___ QUELLDOKUMENT ___
Current -- Peace, Love 7"

Tatsache: Beiträge zu unbekannteren Bands bekommen weniger Hits. Doof eigentlich -- die Bekannten kennt ihr doch eh schon alle. Egal, diese Woche geht's um die Debütsingle Peace, Love der absolut unbekannten Band CURRENT aus Syracuse, NY. Enjoy ...

Current ist natürlich ein selten dämlicher Name für eine Hardcoreband. Denn: es gab schon mal eine relativ bedeutende Band mit gleichem Namen, die von 1992 bis 1994 gemeinsam mit anderen Combos den klassischen Ebullition-Emocore-Sound prägte. Die hier vorgestellten Current sind aber von heute und jetzt und so und kommen aus Syracruse, NY, der Heimatstadt von ... na, wer weiß es? ... richtig, den almighty Earth Crisis. Auch wenn sich Current in den Neunzigern bedienen, haben sie musikalisch relativ wenig mit Büchner und Co. zu tun.
___ BEREITGESTELLTE DATEN ___
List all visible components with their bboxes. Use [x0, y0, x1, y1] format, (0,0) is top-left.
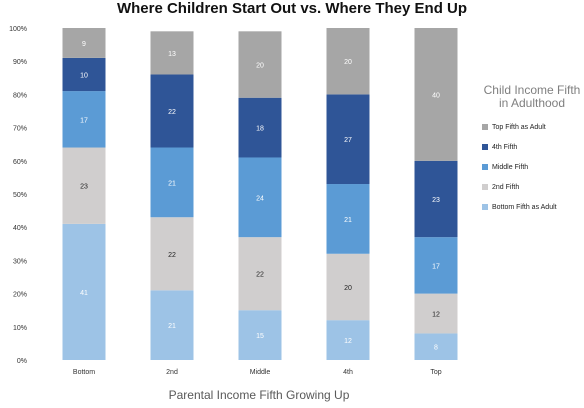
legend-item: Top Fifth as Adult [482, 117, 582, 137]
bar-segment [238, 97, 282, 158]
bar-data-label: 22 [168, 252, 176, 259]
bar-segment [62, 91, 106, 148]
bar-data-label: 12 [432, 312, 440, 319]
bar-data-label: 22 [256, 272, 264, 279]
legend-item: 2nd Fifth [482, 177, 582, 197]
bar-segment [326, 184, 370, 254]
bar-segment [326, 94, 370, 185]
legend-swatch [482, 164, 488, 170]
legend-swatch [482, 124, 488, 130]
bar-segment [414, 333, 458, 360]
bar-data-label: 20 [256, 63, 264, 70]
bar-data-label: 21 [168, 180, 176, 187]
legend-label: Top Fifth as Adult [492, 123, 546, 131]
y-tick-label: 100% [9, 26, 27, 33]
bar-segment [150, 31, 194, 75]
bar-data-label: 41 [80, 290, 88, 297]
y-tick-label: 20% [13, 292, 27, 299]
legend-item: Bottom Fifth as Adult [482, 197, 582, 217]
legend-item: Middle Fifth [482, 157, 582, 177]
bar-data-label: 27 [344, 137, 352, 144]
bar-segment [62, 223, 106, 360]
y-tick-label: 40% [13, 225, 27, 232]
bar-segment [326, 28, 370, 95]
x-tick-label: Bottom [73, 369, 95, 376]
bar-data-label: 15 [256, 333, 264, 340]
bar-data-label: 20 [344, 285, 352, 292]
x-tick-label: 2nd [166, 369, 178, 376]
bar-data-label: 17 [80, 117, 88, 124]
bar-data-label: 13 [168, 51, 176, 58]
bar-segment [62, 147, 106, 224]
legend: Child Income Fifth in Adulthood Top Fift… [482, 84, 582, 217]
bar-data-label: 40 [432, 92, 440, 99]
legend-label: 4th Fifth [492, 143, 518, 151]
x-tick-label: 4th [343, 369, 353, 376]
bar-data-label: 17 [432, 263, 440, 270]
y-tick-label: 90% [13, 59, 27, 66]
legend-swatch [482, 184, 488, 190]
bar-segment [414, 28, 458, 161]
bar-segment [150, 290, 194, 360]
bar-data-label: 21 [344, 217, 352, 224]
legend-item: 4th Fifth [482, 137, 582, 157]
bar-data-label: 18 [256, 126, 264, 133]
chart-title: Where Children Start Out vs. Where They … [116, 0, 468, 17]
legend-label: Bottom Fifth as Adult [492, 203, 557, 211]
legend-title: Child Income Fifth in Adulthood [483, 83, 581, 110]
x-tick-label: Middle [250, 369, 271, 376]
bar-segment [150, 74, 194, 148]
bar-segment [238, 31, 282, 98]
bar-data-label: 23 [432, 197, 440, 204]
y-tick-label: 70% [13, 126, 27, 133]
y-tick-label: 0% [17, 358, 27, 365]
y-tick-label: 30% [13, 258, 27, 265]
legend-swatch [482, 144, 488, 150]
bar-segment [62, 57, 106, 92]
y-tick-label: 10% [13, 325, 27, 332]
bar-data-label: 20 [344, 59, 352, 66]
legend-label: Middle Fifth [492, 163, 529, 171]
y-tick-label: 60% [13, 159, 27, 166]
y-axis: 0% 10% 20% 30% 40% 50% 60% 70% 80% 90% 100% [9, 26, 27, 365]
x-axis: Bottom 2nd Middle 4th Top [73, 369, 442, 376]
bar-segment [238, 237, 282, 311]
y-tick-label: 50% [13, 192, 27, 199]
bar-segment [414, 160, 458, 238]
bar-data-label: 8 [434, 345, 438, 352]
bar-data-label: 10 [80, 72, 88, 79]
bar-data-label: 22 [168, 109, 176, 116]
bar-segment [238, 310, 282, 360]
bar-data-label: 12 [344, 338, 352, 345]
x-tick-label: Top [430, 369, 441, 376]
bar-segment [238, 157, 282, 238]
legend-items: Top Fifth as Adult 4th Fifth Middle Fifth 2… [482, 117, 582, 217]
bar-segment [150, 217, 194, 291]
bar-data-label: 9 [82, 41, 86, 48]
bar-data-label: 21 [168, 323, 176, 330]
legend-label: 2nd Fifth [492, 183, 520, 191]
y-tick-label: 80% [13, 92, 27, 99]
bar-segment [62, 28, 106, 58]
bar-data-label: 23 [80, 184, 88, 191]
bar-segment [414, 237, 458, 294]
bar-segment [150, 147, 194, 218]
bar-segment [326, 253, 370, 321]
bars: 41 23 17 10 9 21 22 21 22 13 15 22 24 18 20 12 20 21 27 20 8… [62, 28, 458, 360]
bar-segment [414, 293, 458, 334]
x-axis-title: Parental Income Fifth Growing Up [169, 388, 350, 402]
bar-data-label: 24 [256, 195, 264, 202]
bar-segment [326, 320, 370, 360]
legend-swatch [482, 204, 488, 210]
___
ERFORDERLICHE AUFGABEN:
[a] Zitiere bitte aus dem Beitrag über Current den Abschnitt, dessen Anfang die Worte „Tatsache: Beiträge zu“ enthält und der mit „NY. Enjoy ...“ schließt.
[b] Beantworte anhand des Beitrags über Current die folgenden Fragen:
(i) Wie heißt die Debütsingle der Band?
(ii) Aus welcher Stadt stammt die Band?
(iii) In welchem Zeitraum prägte die frühere Band gleichen Namens den Ebullition-Emocore-Sound mit?

ANTWORTEN IN REIHENFOLGE:
[a]
Tatsache: Beiträge zu unbekannteren Bands bekommen weniger Hits. Doof eigentlich -- die Bekannten kennt ihr doch eh schon alle. Egal, diese Woche geht's um die Debütsingle Peace, Love der absolut unbekannten Band CURRENT aus Syracuse, NY. Enjoy ...

[b]
(i) Peace, Love
(ii) Syracuse, NY
(iii) Von 1992 bis 1994